EXERCISE MATERIALS:
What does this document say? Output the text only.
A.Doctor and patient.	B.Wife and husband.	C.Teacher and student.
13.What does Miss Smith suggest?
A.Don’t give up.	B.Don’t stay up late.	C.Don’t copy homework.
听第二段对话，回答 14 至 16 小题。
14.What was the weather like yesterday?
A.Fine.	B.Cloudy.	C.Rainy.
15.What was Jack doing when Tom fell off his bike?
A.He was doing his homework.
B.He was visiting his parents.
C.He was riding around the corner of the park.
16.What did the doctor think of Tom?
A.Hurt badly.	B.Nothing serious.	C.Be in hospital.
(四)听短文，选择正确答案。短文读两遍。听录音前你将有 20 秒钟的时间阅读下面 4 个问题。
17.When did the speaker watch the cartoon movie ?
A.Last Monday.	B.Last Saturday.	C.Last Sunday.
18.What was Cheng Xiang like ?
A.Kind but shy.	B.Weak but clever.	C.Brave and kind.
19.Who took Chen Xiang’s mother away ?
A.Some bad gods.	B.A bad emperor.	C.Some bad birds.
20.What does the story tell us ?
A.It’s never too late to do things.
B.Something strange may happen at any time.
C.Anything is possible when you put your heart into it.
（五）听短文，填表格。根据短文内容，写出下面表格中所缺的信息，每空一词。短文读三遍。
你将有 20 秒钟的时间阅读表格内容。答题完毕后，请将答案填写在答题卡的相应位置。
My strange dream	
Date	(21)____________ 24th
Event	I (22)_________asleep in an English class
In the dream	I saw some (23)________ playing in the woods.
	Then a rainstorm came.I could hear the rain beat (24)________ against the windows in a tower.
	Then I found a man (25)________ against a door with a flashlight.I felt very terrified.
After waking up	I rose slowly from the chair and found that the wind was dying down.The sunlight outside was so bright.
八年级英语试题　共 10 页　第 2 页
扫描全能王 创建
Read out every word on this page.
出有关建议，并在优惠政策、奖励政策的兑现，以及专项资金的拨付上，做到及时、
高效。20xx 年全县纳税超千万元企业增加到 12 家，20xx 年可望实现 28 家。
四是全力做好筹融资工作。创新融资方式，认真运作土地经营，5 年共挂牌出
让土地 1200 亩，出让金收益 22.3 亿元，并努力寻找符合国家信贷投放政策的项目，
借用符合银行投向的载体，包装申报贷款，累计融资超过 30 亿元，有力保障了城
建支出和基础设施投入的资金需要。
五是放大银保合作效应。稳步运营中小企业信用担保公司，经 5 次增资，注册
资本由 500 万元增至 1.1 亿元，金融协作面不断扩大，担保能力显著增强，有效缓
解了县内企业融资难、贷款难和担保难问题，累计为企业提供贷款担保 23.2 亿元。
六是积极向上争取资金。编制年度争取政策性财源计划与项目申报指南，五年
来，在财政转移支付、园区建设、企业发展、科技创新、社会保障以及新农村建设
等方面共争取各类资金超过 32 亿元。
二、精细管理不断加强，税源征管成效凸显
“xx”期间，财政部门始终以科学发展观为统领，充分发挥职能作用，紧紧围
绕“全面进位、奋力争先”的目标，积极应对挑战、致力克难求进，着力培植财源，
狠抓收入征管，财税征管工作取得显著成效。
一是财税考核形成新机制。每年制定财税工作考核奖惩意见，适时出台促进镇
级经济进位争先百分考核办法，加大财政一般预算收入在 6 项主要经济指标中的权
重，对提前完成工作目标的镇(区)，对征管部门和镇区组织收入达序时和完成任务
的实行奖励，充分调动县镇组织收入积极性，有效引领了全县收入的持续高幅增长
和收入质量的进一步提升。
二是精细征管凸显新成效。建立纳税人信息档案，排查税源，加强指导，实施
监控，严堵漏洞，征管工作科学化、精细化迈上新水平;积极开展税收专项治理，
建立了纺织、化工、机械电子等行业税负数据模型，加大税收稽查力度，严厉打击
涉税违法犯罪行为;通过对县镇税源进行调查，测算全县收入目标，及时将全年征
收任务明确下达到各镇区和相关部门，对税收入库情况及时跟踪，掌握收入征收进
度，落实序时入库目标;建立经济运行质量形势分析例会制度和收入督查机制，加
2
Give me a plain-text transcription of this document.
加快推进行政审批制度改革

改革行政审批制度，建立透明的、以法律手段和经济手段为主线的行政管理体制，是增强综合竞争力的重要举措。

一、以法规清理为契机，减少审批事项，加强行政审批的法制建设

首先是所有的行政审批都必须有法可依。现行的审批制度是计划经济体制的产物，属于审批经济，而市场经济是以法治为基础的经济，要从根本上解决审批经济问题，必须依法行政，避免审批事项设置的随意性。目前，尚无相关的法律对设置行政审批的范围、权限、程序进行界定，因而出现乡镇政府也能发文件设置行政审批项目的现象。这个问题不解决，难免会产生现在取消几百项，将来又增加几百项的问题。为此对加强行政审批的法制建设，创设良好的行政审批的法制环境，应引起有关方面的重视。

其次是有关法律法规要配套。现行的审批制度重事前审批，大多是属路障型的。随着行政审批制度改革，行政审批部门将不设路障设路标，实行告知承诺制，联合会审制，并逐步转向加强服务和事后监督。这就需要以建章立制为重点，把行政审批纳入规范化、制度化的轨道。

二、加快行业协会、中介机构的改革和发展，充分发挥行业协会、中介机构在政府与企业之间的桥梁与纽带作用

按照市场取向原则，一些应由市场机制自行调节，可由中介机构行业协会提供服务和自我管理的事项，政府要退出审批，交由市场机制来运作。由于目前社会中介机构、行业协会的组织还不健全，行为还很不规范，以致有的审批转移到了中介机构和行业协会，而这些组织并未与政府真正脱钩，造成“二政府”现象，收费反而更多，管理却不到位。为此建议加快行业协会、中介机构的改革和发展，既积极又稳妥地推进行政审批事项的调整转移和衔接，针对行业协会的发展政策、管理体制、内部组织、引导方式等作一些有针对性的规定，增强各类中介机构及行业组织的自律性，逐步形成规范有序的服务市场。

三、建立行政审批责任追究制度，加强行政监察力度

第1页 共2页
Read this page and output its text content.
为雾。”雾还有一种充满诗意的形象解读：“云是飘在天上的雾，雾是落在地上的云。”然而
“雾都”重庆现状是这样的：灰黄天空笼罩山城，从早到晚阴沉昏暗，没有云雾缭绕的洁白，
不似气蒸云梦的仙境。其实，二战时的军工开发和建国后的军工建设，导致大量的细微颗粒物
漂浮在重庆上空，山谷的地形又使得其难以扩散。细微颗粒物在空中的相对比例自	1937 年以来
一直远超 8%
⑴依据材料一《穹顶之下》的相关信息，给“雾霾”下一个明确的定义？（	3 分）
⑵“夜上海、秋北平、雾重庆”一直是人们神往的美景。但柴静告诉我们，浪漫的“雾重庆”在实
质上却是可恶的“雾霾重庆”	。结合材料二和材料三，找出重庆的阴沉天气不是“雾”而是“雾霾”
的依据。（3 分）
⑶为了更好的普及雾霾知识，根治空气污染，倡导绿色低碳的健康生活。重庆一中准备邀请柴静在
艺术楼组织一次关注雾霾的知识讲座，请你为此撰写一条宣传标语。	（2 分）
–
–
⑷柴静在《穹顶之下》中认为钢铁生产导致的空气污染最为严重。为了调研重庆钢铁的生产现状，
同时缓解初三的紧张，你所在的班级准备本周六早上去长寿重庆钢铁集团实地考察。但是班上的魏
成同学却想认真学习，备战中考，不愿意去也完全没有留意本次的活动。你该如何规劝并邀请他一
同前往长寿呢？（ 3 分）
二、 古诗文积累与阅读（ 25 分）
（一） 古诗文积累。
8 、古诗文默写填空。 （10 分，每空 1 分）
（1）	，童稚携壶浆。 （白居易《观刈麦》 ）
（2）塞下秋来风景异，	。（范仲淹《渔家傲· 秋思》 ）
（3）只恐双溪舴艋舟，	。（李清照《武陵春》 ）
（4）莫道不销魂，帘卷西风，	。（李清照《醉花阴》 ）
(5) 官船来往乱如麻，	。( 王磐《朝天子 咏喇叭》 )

THE EXERCISE:
For the string "against", count the lines of the entries above that include it; answer with the number only.

SOLUTION BELOW:
2